Please pick out every line of the records that contains the word "down", and copy each one. Case counts.

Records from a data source
- - - -

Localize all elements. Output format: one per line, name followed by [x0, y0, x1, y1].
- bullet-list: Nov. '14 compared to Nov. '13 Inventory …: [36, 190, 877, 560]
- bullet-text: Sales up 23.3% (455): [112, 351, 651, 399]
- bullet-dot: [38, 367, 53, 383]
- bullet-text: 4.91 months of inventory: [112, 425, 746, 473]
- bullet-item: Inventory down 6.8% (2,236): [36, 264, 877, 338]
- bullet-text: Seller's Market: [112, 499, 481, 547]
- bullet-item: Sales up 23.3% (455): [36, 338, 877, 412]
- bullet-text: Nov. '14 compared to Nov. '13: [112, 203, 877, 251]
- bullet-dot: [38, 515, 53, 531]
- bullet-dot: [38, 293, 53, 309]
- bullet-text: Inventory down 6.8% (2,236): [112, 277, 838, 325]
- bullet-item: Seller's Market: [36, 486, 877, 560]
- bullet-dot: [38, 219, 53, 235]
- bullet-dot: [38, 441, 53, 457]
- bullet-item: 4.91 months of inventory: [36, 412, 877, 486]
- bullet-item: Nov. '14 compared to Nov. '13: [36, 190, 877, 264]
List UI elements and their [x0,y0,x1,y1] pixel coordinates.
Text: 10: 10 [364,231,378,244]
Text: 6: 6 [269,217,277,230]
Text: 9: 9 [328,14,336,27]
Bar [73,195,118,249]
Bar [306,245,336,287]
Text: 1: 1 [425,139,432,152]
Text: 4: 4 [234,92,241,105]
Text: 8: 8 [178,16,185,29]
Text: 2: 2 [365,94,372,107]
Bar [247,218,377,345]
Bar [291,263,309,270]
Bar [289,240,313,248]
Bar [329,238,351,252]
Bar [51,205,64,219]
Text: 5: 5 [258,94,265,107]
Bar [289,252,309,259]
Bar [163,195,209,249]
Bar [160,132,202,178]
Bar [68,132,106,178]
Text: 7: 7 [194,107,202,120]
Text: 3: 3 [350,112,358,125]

- - - -

### [The answer]
- bullet-item: Inventory down 6.8% (2,236): [36, 264, 877, 338]
- bullet-text: Inventory down 6.8% (2,236): [112, 277, 838, 325]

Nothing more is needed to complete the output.